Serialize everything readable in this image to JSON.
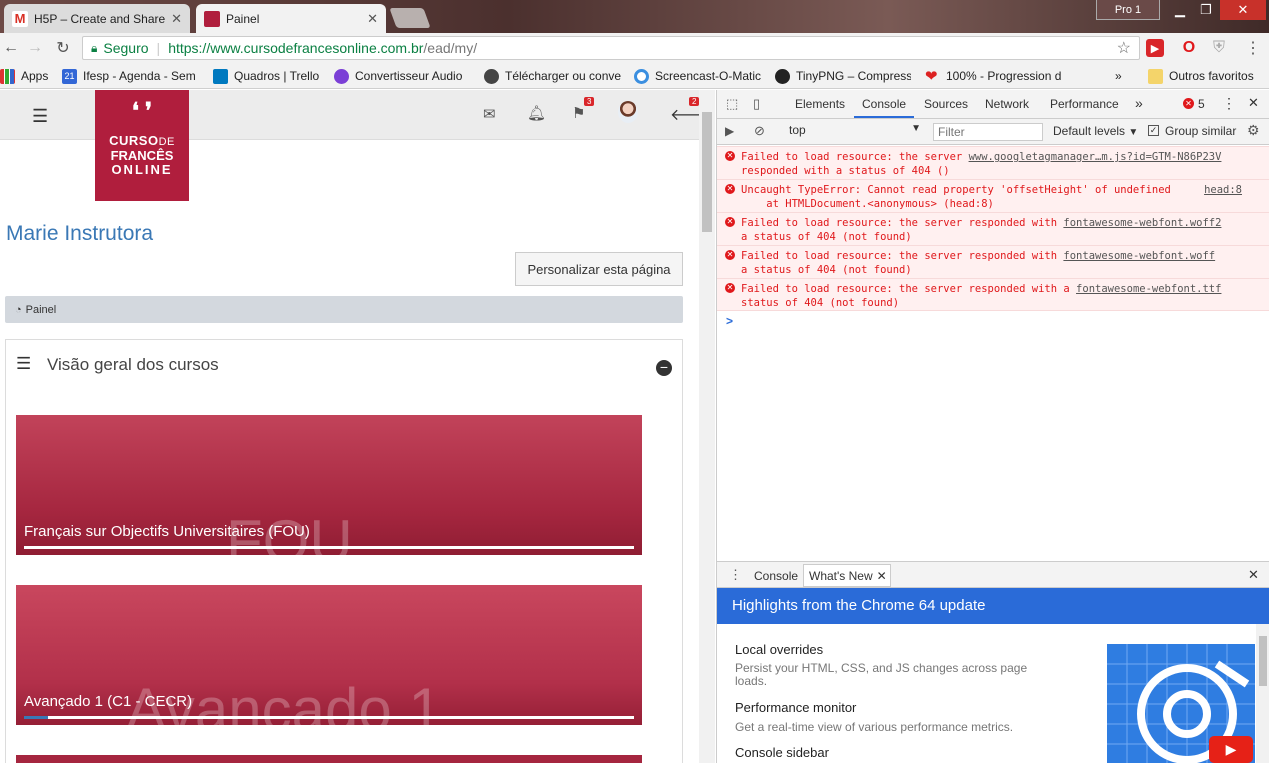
{
  "browser": {
    "tabs": [
      {
        "title": "H5P – Create and Share",
        "active": false,
        "favicon": "gmail-icon"
      },
      {
        "title": "Painel",
        "active": true,
        "favicon": "cursodefrances-icon"
      }
    ],
    "profile_label": "Pro 1",
    "security_label": "Seguro",
    "url_host": "https://www.cursodefrancesonline.com.br",
    "url_path": "/ead/my/",
    "bookmarks": [
      "Apps",
      "Ifesp - Agenda - Sem",
      "Quadros | Trello",
      "Convertisseur Audio",
      "Télécharger ou conve",
      "Screencast-O-Matic",
      "TinyPNG – Compress",
      "100% - Progression d"
    ],
    "other_bookmarks": "Outros favoritos",
    "calendar_day": "21"
  },
  "site": {
    "logo": {
      "line1": "CURSO",
      "line1b": "DE",
      "line2": "FRANCÊS",
      "line3": "ONLINE"
    },
    "flag_badge": "3",
    "arrow_badge": "2",
    "user_name": "Marie Instrutora",
    "customize_button": "Personalizar esta página",
    "breadcrumb": "Painel",
    "block_title": "Visão geral dos cursos",
    "courses": [
      {
        "title": "Français sur Objectifs Universitaires (FOU)",
        "bg_text": "FOU",
        "progress": 0
      },
      {
        "title": "Avançado 1 (C1 - CECR)",
        "bg_text": "Avançado 1",
        "progress": 0.04
      }
    ]
  },
  "devtools": {
    "tabs": [
      "Elements",
      "Console",
      "Sources",
      "Network",
      "Performance"
    ],
    "active_tab": "Console",
    "error_count": "5",
    "context": "top",
    "filter_placeholder": "Filter",
    "levels": "Default levels",
    "group_similar": "Group similar",
    "errors": [
      {
        "l1": "Failed to load resource: the server ",
        "link": "www.googletagmanager…m.js?id=GTM-N86P23V",
        "l2": "responded with a status of 404 ()"
      },
      {
        "l1": "Uncaught TypeError: Cannot read property 'offsetHeight' of undefined",
        "link": "head:8",
        "l2": "    at HTMLDocument.<anonymous> (head:8)"
      },
      {
        "l1": "Failed to load resource: the server responded with ",
        "link": "fontawesome-webfont.woff2",
        "l2": "a status of 404 (not found)"
      },
      {
        "l1": "Failed to load resource: the server responded with ",
        "link": "fontawesome-webfont.woff",
        "l2": "a status of 404 (not found)"
      },
      {
        "l1": "Failed to load resource: the server responded with a ",
        "link": "fontawesome-webfont.ttf",
        "l2": "status of 404 (not found)"
      }
    ],
    "prompt": ">",
    "drawer_tabs": [
      "Console",
      "What's New"
    ],
    "banner": "Highlights from the Chrome 64 update",
    "news": [
      {
        "title": "Local overrides",
        "desc": "Persist your HTML, CSS, and JS changes across page loads."
      },
      {
        "title": "Performance monitor",
        "desc": "Get a real-time view of various performance metrics."
      },
      {
        "title": "Console sidebar",
        "desc": ""
      }
    ]
  },
  "colors": {
    "brand": "#b01e3d",
    "link_blue": "#3a78b5",
    "devtools_blue": "#2a6bd8",
    "error_red": "#e0181b"
  }
}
========================================
- **What is required**:
Quote the preceding records in their entirety, excluding every picture.

- **Output of the exercise**:
Serialize everything readable in this image to JSON.
{
  "browser": {
    "tabs": [
      {
        "title": "H5P – Create and Share",
        "active": false,
        "favicon": "gmail-icon"
      },
      {
        "title": "Painel",
        "active": true,
        "favicon": "cursodefrances-icon"
      }
    ],
    "profile_label": "Pro 1",
    "security_label": "Seguro",
    "url_host": "https://www.cursodefrancesonline.com.br",
    "url_path": "/ead/my/",
    "bookmarks": [
      "Apps",
      "Ifesp - Agenda - Sem",
      "Quadros | Trello",
      "Convertisseur Audio",
      "Télécharger ou conve",
      "Screencast-O-Matic",
      "TinyPNG – Compress",
      "100% - Progression d"
    ],
    "other_bookmarks": "Outros favoritos",
    "calendar_day": "21"
  },
  "site": {
    "logo": {
      "line1": "CURSO",
      "line1b": "DE",
      "line2": "FRANCÊS",
      "line3": "ONLINE"
    },
    "flag_badge": "3",
    "arrow_badge": "2",
    "user_name": "Marie Instrutora",
    "customize_button": "Personalizar esta página",
    "breadcrumb": "Painel",
    "block_title": "Visão geral dos cursos",
    "courses": [
      {
        "title": "Français sur Objectifs Universitaires (FOU)",
        "bg_text": "FOU",
        "progress": 0
      },
      {
        "title": "Avançado 1 (C1 - CECR)",
        "bg_text": "Avançado 1",
        "progress": 0.04
      }
    ]
  },
  "devtools": {
    "tabs": [
      "Elements",
      "Console",
      "Sources",
      "Network",
      "Performance"
    ],
    "active_tab": "Console",
    "error_count": "5",
    "context": "top",
    "filter_placeholder": "Filter",
    "levels": "Default levels",
    "group_similar": "Group similar",
    "errors": [
      {
        "l1": "Failed to load resource: the server ",
        "link": "www.googletagmanager…m.js?id=GTM-N86P23V",
        "l2": "responded with a status of 404 ()"
      },
      {
        "l1": "Uncaught TypeError: Cannot read property 'offsetHeight' of undefined",
        "link": "head:8",
        "l2": "    at HTMLDocument.<anonymous> (head:8)"
      },
      {
        "l1": "Failed to load resource: the server responded with ",
        "link": "fontawesome-webfont.woff2",
        "l2": "a status of 404 (not found)"
      },
      {
        "l1": "Failed to load resource: the server responded with ",
        "link": "fontawesome-webfont.woff",
        "l2": "a status of 404 (not found)"
      },
      {
        "l1": "Failed to load resource: the server responded with a ",
        "link": "fontawesome-webfont.ttf",
        "l2": "status of 404 (not found)"
      }
    ],
    "prompt": ">",
    "drawer_tabs": [
      "Console",
      "What's New"
    ],
    "banner": "Highlights from the Chrome 64 update",
    "news": [
      {
        "title": "Local overrides",
        "desc": "Persist your HTML, CSS, and JS changes across page loads."
      },
      {
        "title": "Performance monitor",
        "desc": "Get a real-time view of various performance metrics."
      },
      {
        "title": "Console sidebar",
        "desc": ""
      }
    ]
  },
  "colors": {
    "brand": "#b01e3d",
    "link_blue": "#3a78b5",
    "devtools_blue": "#2a6bd8",
    "error_red": "#e0181b"
  }
}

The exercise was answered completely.